Problem description:
Gather all lines in the data that hold the string "name".

[Source records]
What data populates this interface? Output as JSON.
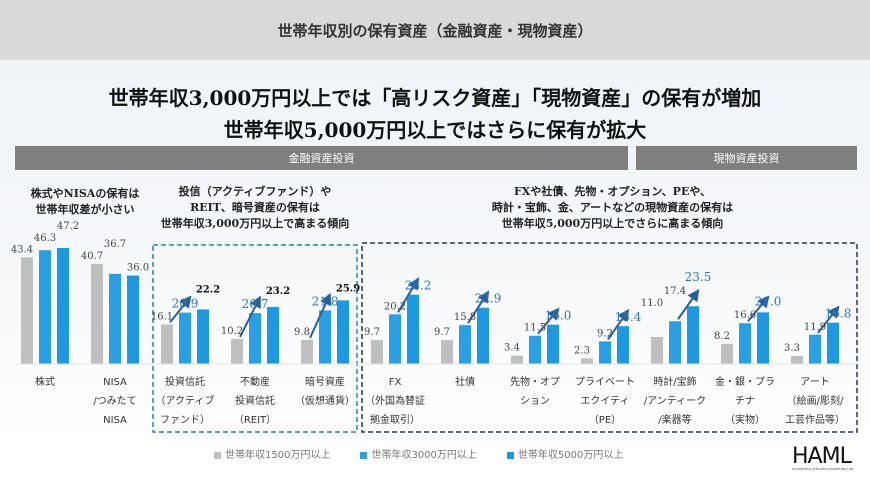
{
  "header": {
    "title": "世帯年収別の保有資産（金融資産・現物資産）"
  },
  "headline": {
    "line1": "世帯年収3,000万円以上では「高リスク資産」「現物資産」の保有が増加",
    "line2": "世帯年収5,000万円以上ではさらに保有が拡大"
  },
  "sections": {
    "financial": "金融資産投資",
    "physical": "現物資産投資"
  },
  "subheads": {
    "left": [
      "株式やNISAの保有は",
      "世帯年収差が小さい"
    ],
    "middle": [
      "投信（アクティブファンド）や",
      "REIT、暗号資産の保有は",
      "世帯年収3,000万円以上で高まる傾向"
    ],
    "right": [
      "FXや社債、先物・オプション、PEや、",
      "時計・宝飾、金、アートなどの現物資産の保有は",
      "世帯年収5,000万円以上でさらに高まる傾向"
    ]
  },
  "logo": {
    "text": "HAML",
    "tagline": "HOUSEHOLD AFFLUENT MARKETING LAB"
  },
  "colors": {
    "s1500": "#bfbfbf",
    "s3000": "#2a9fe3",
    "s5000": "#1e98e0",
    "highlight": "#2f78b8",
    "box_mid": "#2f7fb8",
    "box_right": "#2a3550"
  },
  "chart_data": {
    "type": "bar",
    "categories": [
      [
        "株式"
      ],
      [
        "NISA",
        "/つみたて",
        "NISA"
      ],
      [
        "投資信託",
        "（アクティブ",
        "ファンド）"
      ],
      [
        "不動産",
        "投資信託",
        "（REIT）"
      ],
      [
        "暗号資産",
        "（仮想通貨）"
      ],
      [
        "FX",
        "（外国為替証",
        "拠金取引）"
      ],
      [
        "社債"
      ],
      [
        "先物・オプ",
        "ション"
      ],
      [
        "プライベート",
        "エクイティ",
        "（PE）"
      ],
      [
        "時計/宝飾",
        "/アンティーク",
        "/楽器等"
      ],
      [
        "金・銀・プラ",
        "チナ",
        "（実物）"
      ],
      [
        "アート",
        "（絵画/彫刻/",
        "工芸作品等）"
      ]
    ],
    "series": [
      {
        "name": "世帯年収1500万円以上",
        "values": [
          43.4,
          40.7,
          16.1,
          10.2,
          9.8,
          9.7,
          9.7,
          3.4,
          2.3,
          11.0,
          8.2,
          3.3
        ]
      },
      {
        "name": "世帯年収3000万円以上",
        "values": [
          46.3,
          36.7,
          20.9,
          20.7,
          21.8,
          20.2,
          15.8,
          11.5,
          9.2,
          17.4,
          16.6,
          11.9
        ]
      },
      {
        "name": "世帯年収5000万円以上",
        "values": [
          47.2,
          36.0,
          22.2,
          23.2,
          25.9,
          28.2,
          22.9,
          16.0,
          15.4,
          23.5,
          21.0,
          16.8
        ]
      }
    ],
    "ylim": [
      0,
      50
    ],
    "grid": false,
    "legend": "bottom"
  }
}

--

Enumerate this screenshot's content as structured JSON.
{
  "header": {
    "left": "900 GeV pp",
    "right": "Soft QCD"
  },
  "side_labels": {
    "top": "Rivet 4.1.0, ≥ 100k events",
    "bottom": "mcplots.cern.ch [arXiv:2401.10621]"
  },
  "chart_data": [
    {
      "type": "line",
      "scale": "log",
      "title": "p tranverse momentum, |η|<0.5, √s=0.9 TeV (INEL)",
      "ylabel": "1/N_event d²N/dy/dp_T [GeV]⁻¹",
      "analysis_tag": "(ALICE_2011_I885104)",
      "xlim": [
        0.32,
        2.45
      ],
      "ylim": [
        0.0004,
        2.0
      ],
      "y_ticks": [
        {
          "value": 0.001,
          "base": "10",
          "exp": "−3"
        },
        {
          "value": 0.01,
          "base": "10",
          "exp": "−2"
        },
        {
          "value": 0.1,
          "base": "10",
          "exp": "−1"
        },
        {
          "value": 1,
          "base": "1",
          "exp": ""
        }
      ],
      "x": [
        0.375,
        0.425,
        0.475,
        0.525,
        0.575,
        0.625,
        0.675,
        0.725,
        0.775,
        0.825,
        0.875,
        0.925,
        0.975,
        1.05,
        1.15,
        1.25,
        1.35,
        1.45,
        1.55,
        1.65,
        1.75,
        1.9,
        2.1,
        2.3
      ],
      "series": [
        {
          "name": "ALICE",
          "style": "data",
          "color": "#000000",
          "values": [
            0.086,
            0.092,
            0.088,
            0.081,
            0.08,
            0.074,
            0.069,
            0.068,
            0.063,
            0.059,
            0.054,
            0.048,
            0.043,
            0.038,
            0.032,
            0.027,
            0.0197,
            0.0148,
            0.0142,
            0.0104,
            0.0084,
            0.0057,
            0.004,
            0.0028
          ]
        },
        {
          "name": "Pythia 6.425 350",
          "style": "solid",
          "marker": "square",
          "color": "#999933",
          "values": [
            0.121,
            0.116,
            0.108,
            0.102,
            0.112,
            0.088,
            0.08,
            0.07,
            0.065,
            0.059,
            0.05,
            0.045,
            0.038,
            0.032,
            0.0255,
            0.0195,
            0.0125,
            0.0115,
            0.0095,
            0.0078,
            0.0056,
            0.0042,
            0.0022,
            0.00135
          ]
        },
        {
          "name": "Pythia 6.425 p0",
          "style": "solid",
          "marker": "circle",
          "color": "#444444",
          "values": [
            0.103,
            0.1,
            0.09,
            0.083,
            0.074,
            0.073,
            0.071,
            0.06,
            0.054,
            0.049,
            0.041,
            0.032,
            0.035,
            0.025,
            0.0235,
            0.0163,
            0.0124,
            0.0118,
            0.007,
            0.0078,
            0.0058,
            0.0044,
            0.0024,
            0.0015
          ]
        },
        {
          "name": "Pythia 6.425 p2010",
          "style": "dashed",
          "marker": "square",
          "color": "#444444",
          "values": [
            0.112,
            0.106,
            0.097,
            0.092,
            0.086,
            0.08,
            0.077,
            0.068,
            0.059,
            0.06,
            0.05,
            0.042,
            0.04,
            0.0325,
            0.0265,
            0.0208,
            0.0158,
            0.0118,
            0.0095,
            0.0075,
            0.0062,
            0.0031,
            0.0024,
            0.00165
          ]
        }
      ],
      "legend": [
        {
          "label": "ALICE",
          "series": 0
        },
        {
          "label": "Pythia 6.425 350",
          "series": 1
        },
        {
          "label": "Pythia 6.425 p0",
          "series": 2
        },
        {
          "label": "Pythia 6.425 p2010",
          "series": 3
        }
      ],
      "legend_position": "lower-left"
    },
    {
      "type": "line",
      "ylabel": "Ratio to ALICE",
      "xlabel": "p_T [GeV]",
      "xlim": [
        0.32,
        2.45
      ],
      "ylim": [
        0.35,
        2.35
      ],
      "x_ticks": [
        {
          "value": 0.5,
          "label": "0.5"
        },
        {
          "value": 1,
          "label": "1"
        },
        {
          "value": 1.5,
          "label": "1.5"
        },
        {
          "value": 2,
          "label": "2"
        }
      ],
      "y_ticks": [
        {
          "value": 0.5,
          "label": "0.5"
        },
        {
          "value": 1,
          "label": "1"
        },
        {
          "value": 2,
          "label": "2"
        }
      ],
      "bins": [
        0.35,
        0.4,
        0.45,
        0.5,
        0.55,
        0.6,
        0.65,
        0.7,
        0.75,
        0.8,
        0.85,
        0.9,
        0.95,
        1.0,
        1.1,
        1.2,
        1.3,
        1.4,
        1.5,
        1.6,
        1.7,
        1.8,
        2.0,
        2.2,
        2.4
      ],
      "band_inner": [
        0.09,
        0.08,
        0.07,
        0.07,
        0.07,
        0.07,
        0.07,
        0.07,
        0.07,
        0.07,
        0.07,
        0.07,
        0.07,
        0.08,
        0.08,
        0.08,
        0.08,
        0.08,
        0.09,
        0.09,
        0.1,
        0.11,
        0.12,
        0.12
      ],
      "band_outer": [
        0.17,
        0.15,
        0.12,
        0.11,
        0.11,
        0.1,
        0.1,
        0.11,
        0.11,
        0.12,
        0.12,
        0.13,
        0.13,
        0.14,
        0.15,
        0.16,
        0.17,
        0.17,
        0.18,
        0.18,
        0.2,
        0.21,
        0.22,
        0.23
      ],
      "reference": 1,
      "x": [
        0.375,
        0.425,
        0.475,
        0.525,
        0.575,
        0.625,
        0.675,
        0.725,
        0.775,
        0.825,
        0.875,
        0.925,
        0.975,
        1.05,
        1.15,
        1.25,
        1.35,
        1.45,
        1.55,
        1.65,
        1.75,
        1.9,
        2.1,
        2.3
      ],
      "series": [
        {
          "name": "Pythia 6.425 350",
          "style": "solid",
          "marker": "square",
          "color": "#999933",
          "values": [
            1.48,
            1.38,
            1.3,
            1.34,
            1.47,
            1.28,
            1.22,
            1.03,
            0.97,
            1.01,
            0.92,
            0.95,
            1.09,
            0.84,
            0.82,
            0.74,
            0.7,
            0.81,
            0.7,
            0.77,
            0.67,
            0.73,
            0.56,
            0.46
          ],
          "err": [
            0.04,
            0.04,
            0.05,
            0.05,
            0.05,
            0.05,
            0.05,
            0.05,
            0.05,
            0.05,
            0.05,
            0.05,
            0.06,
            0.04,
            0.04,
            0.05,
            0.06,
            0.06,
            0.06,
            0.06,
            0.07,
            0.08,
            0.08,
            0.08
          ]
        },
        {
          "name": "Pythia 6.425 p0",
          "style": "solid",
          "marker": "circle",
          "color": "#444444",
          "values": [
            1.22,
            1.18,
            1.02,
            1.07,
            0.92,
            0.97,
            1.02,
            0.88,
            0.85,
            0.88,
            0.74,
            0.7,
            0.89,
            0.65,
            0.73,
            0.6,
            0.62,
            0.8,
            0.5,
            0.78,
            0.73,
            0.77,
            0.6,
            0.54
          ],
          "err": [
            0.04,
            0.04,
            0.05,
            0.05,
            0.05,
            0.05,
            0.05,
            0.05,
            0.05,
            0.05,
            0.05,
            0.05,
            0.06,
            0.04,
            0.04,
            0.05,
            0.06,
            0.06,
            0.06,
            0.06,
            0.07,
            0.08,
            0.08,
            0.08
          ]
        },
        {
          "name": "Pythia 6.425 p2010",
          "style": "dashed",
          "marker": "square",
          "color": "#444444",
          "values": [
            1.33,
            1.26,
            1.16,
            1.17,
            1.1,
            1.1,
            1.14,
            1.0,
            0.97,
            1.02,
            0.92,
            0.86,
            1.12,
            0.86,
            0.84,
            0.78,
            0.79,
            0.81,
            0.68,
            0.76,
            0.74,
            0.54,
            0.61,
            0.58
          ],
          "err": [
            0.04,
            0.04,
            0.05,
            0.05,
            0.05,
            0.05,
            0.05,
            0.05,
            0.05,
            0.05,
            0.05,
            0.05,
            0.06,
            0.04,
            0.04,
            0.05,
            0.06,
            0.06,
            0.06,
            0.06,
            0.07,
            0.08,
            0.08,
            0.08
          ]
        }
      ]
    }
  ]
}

Correct answer:
        "name": "世帯年収1500万円以上",
        "name": "世帯年収3000万円以上",
        "name": "世帯年収5000万円以上",
          "name": "ALICE",
          "name": "Pythia 6.425 350",
          "name": "Pythia 6.425 p0",
          "name": "Pythia 6.425 p2010",
          "name": "Pythia 6.425 350",
          "name": "Pythia 6.425 p0",
          "name": "Pythia 6.425 p2010",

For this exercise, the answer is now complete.